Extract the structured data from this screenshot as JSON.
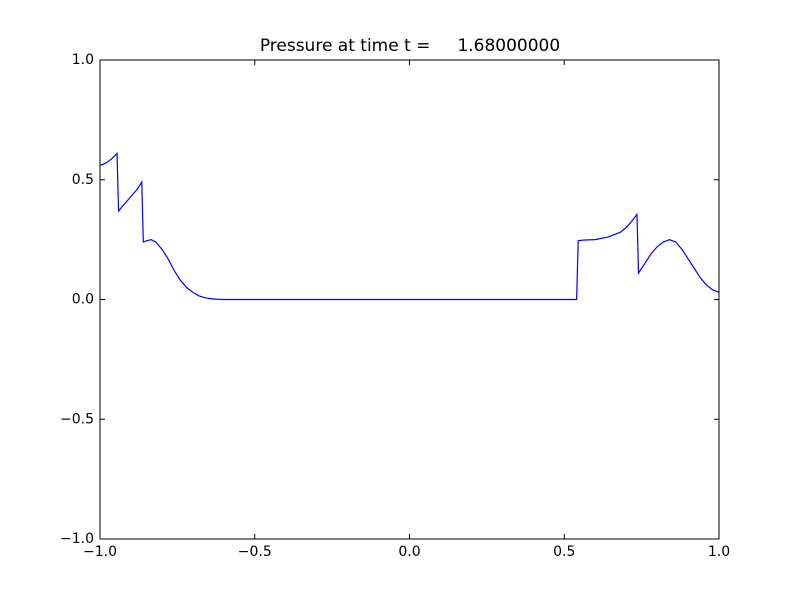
{
  "chart_data": {
    "type": "line",
    "title": "Pressure at time t =     1.68000000",
    "x": [
      -1,
      -0.98,
      -0.96,
      -0.945,
      -0.94,
      -0.92,
      -0.9,
      -0.88,
      -0.865,
      -0.86,
      -0.85,
      -0.835,
      -0.82,
      -0.8,
      -0.78,
      -0.76,
      -0.74,
      -0.72,
      -0.7,
      -0.68,
      -0.66,
      -0.64,
      -0.62,
      -0.6,
      -0.55,
      0,
      0.54,
      0.545,
      0.56,
      0.6,
      0.64,
      0.68,
      0.7,
      0.72,
      0.735,
      0.74,
      0.76,
      0.78,
      0.8,
      0.82,
      0.84,
      0.86,
      0.88,
      0.9,
      0.92,
      0.94,
      0.96,
      0.98,
      1.0
    ],
    "series": [
      {
        "color": "#0000ff",
        "values": [
          0.56,
          0.57,
          0.59,
          0.61,
          0.37,
          0.4,
          0.43,
          0.46,
          0.49,
          0.24,
          0.245,
          0.25,
          0.24,
          0.21,
          0.17,
          0.12,
          0.08,
          0.05,
          0.03,
          0.015,
          0.007,
          0.003,
          0.001,
          0,
          0,
          0,
          0,
          0.245,
          0.248,
          0.25,
          0.26,
          0.28,
          0.3,
          0.33,
          0.355,
          0.11,
          0.15,
          0.19,
          0.22,
          0.24,
          0.25,
          0.24,
          0.21,
          0.17,
          0.13,
          0.09,
          0.06,
          0.04,
          0.03
        ]
      }
    ],
    "xlim": [
      -1,
      1
    ],
    "xticks": [
      {
        "value": -1,
        "label": "−1.0"
      },
      {
        "value": -0.5,
        "label": "−0.5"
      },
      {
        "value": 0,
        "label": "0.0"
      },
      0.5,
      {
        "value": 1,
        "label": "1.0"
      }
    ],
    "ylim": [
      -1,
      1
    ],
    "yticks": [
      {
        "value": -1,
        "label": "−1.0"
      },
      {
        "value": -0.5,
        "label": "−0.5"
      },
      {
        "value": 0,
        "label": "0.0"
      },
      0.5,
      {
        "value": 1,
        "label": "1.0"
      }
    ],
    "grid": false
  }
}
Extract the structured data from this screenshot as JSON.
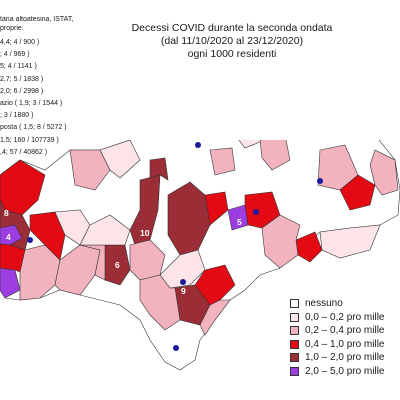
{
  "title": {
    "line1": "Decessi COVID durante la seconda ondata",
    "line2": "(dal 11/10/2020 al 23/12/2020)",
    "line3": "ogni 1000 residenti"
  },
  "source_notes": [
    "taria altoatesina, ISTAT,",
    "proprie."
  ],
  "district_stats": [
    "4,4; 4 / 900 )",
    "; 4 / 969 )",
    "5; 4 / 1141 )",
    "2,7; 5 / 1838 )",
    "2,0; 6 / 2998 )",
    "azio ( 1,9; 3 / 1544 )",
    "; 3 / 1880 )",
    "posta ( 1,5; 8 / 5272 )",
    "1,5; 160 / 107739 )",
    ",4; 57 / 40862 )"
  ],
  "map_labels": [
    "8",
    "4",
    "10",
    "5",
    "6",
    "9"
  ],
  "colors": {
    "nessuno": "#ffffff",
    "c0_02": "#fce4e8",
    "c02_04": "#f2b3bf",
    "c04_10": "#e30a14",
    "c10_20": "#9b2d36",
    "c20_50": "#9b3de0",
    "border": "#333333",
    "dot": "#1a1a9c"
  },
  "legend": [
    {
      "label": "nessuno",
      "color": "#ffffff"
    },
    {
      "label": "0,0 – 0,2 pro mille",
      "color": "#fce4e8"
    },
    {
      "label": "0,2 – 0,4 pro mille",
      "color": "#f2b3bf"
    },
    {
      "label": "0,4 – 1,0 pro mille",
      "color": "#e30a14"
    },
    {
      "label": "1,0 – 2,0 pro mille",
      "color": "#9b2d36"
    },
    {
      "label": "2,0 – 5,0 pro mille",
      "color": "#9b3de0"
    }
  ]
}
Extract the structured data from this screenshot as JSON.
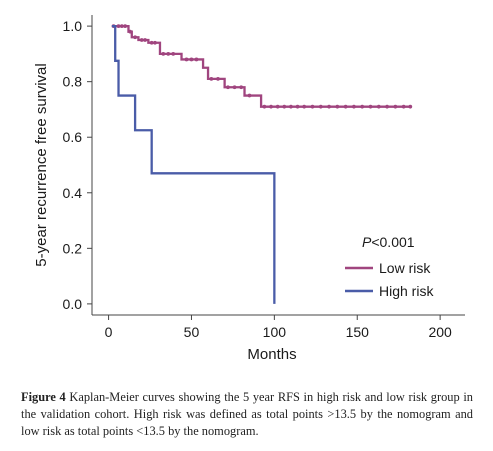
{
  "chart_data": {
    "type": "line",
    "subtype": "kaplan-meier step",
    "title": "",
    "xlabel": "Months",
    "ylabel": "5-year recurrence free survival",
    "xlim": [
      -10,
      215
    ],
    "ylim": [
      -0.04,
      1.04
    ],
    "xticks": [
      0,
      50,
      100,
      150,
      200
    ],
    "yticks": [
      0.0,
      0.2,
      0.4,
      0.6,
      0.8,
      1.0
    ],
    "xtick_labels": [
      "0",
      "50",
      "100",
      "150",
      "200"
    ],
    "ytick_labels": [
      "0.0",
      "0.2",
      "0.4",
      "0.6",
      "0.8",
      "1.0"
    ],
    "annotation": {
      "italic": "P",
      "rest": "<0.001"
    },
    "legend_position": "lower-right",
    "series": [
      {
        "name": "Low risk",
        "color": "#a0457f",
        "x": [
          2,
          12,
          14,
          18,
          24,
          31,
          44,
          57,
          60,
          70,
          82,
          92,
          100,
          115,
          130,
          145,
          160,
          182
        ],
        "y": [
          1.0,
          0.98,
          0.96,
          0.95,
          0.94,
          0.9,
          0.88,
          0.85,
          0.81,
          0.78,
          0.75,
          0.71,
          0.71,
          0.71,
          0.71,
          0.71,
          0.71,
          0.71
        ],
        "censored": [
          [
            3,
            1.0
          ],
          [
            6,
            1.0
          ],
          [
            8,
            1.0
          ],
          [
            10,
            1.0
          ],
          [
            13,
            0.98
          ],
          [
            16,
            0.96
          ],
          [
            20,
            0.95
          ],
          [
            22,
            0.95
          ],
          [
            26,
            0.94
          ],
          [
            28,
            0.94
          ],
          [
            33,
            0.9
          ],
          [
            36,
            0.9
          ],
          [
            39,
            0.9
          ],
          [
            47,
            0.88
          ],
          [
            50,
            0.88
          ],
          [
            53,
            0.88
          ],
          [
            62,
            0.81
          ],
          [
            66,
            0.81
          ],
          [
            72,
            0.78
          ],
          [
            76,
            0.78
          ],
          [
            80,
            0.78
          ],
          [
            85,
            0.75
          ],
          [
            94,
            0.71
          ],
          [
            98,
            0.71
          ],
          [
            102,
            0.71
          ],
          [
            106,
            0.71
          ],
          [
            110,
            0.71
          ],
          [
            114,
            0.71
          ],
          [
            118,
            0.71
          ],
          [
            123,
            0.71
          ],
          [
            128,
            0.71
          ],
          [
            133,
            0.71
          ],
          [
            138,
            0.71
          ],
          [
            143,
            0.71
          ],
          [
            148,
            0.71
          ],
          [
            153,
            0.71
          ],
          [
            158,
            0.71
          ],
          [
            163,
            0.71
          ],
          [
            168,
            0.71
          ],
          [
            173,
            0.71
          ],
          [
            178,
            0.71
          ],
          [
            182,
            0.71
          ]
        ]
      },
      {
        "name": "High risk",
        "color": "#4a5ca8",
        "x": [
          2,
          4,
          6,
          16,
          26,
          100
        ],
        "y": [
          1.0,
          0.875,
          0.75,
          0.625,
          0.47,
          0.235
        ],
        "end": [
          100,
          0.0
        ]
      }
    ]
  },
  "caption": {
    "label": "Figure 4",
    "text": " Kaplan-Meier curves showing the 5 year RFS in high risk and low risk group in the validation cohort. High risk was defined as total points >13.5 by the nomogram and low risk as total points <13.5 by the nomogram."
  }
}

● **DIRECTIONS**
Copy every line of the data word for word, omitting the images.

● **THE RESULT**
Extract the structured data from this screenshot as JSON.
{
  "chart_data": {
    "type": "line",
    "title": "Pressure at time t =     1.68000000",
    "x": [
      -1,
      -0.98,
      -0.96,
      -0.945,
      -0.94,
      -0.92,
      -0.9,
      -0.88,
      -0.865,
      -0.86,
      -0.85,
      -0.835,
      -0.82,
      -0.8,
      -0.78,
      -0.76,
      -0.74,
      -0.72,
      -0.7,
      -0.68,
      -0.66,
      -0.64,
      -0.62,
      -0.6,
      -0.55,
      0,
      0.54,
      0.545,
      0.56,
      0.6,
      0.64,
      0.68,
      0.7,
      0.72,
      0.735,
      0.74,
      0.76,
      0.78,
      0.8,
      0.82,
      0.84,
      0.86,
      0.88,
      0.9,
      0.92,
      0.94,
      0.96,
      0.98,
      1.0
    ],
    "series": [
      {
        "color": "#0000ff",
        "values": [
          0.56,
          0.57,
          0.59,
          0.61,
          0.37,
          0.4,
          0.43,
          0.46,
          0.49,
          0.24,
          0.245,
          0.25,
          0.24,
          0.21,
          0.17,
          0.12,
          0.08,
          0.05,
          0.03,
          0.015,
          0.007,
          0.003,
          0.001,
          0,
          0,
          0,
          0,
          0.245,
          0.248,
          0.25,
          0.26,
          0.28,
          0.3,
          0.33,
          0.355,
          0.11,
          0.15,
          0.19,
          0.22,
          0.24,
          0.25,
          0.24,
          0.21,
          0.17,
          0.13,
          0.09,
          0.06,
          0.04,
          0.03
        ]
      }
    ],
    "xlim": [
      -1,
      1
    ],
    "xticks": [
      {
        "value": -1,
        "label": "−1.0"
      },
      {
        "value": -0.5,
        "label": "−0.5"
      },
      {
        "value": 0,
        "label": "0.0"
      },
      0.5,
      {
        "value": 1,
        "label": "1.0"
      }
    ],
    "ylim": [
      -1,
      1
    ],
    "yticks": [
      {
        "value": -1,
        "label": "−1.0"
      },
      {
        "value": -0.5,
        "label": "−0.5"
      },
      {
        "value": 0,
        "label": "0.0"
      },
      0.5,
      {
        "value": 1,
        "label": "1.0"
      }
    ],
    "grid": false
  }
}
Extract the structured data from this screenshot as JSON.
{
  "title": {
    "line1": "Decessi COVID durante la seconda ondata",
    "line2": "(dal 11/10/2020 al 23/12/2020)",
    "line3": "ogni 1000 residenti"
  },
  "source_notes": [
    "taria altoatesina, ISTAT,",
    "proprie."
  ],
  "district_stats": [
    "4,4; 4 / 900 )",
    "; 4 / 969 )",
    "5; 4 / 1141 )",
    "2,7; 5 / 1838 )",
    "2,0; 6 / 2998 )",
    "azio ( 1,9; 3 / 1544 )",
    "; 3 / 1880 )",
    "posta ( 1,5; 8 / 5272 )",
    "1,5; 160 / 107739 )",
    ",4; 57 / 40862 )"
  ],
  "map_labels": [
    "8",
    "4",
    "10",
    "5",
    "6",
    "9"
  ],
  "colors": {
    "nessuno": "#ffffff",
    "c0_02": "#fce4e8",
    "c02_04": "#f2b3bf",
    "c04_10": "#e30a14",
    "c10_20": "#9b2d36",
    "c20_50": "#9b3de0",
    "border": "#333333",
    "dot": "#1a1a9c"
  },
  "legend": [
    {
      "label": "nessuno",
      "color": "#ffffff"
    },
    {
      "label": "0,0 – 0,2 pro mille",
      "color": "#fce4e8"
    },
    {
      "label": "0,2 – 0,4 pro mille",
      "color": "#f2b3bf"
    },
    {
      "label": "0,4 – 1,0 pro mille",
      "color": "#e30a14"
    },
    {
      "label": "1,0 – 2,0 pro mille",
      "color": "#9b2d36"
    },
    {
      "label": "2,0 – 5,0 pro mille",
      "color": "#9b3de0"
    }
  ]
}
Extract the structured data from this screenshot as JSON.
{
  "chart_data": {
    "type": "line",
    "subtype": "kaplan-meier step",
    "title": "",
    "xlabel": "Months",
    "ylabel": "5-year recurrence free survival",
    "xlim": [
      -10,
      215
    ],
    "ylim": [
      -0.04,
      1.04
    ],
    "xticks": [
      0,
      50,
      100,
      150,
      200
    ],
    "yticks": [
      0.0,
      0.2,
      0.4,
      0.6,
      0.8,
      1.0
    ],
    "xtick_labels": [
      "0",
      "50",
      "100",
      "150",
      "200"
    ],
    "ytick_labels": [
      "0.0",
      "0.2",
      "0.4",
      "0.6",
      "0.8",
      "1.0"
    ],
    "annotation": {
      "italic": "P",
      "rest": "<0.001"
    },
    "legend_position": "lower-right",
    "series": [
      {
        "name": "Low risk",
        "color": "#a0457f",
        "x": [
          2,
          12,
          14,
          18,
          24,
          31,
          44,
          57,
          60,
          70,
          82,
          92,
          100,
          115,
          130,
          145,
          160,
          182
        ],
        "y": [
          1.0,
          0.98,
          0.96,
          0.95,
          0.94,
          0.9,
          0.88,
          0.85,
          0.81,
          0.78,
          0.75,
          0.71,
          0.71,
          0.71,
          0.71,
          0.71,
          0.71,
          0.71
        ],
        "censored": [
          [
            3,
            1.0
          ],
          [
            6,
            1.0
          ],
          [
            8,
            1.0
          ],
          [
            10,
            1.0
          ],
          [
            13,
            0.98
          ],
          [
            16,
            0.96
          ],
          [
            20,
            0.95
          ],
          [
            22,
            0.95
          ],
          [
            26,
            0.94
          ],
          [
            28,
            0.94
          ],
          [
            33,
            0.9
          ],
          [
            36,
            0.9
          ],
          [
            39,
            0.9
          ],
          [
            47,
            0.88
          ],
          [
            50,
            0.88
          ],
          [
            53,
            0.88
          ],
          [
            62,
            0.81
          ],
          [
            66,
            0.81
          ],
          [
            72,
            0.78
          ],
          [
            76,
            0.78
          ],
          [
            80,
            0.78
          ],
          [
            85,
            0.75
          ],
          [
            94,
            0.71
          ],
          [
            98,
            0.71
          ],
          [
            102,
            0.71
          ],
          [
            106,
            0.71
          ],
          [
            110,
            0.71
          ],
          [
            114,
            0.71
          ],
          [
            118,
            0.71
          ],
          [
            123,
            0.71
          ],
          [
            128,
            0.71
          ],
          [
            133,
            0.71
          ],
          [
            138,
            0.71
          ],
          [
            143,
            0.71
          ],
          [
            148,
            0.71
          ],
          [
            153,
            0.71
          ],
          [
            158,
            0.71
          ],
          [
            163,
            0.71
          ],
          [
            168,
            0.71
          ],
          [
            173,
            0.71
          ],
          [
            178,
            0.71
          ],
          [
            182,
            0.71
          ]
        ]
      },
      {
        "name": "High risk",
        "color": "#4a5ca8",
        "x": [
          2,
          4,
          6,
          16,
          26,
          100
        ],
        "y": [
          1.0,
          0.875,
          0.75,
          0.625,
          0.47,
          0.235
        ],
        "end": [
          100,
          0.0
        ]
      }
    ]
  },
  "caption": {
    "label": "Figure 4",
    "text": " Kaplan-Meier curves showing the 5 year RFS in high risk and low risk group in the validation cohort. High risk was defined as total points >13.5 by the nomogram and low risk as total points <13.5 by the nomogram."
  }
}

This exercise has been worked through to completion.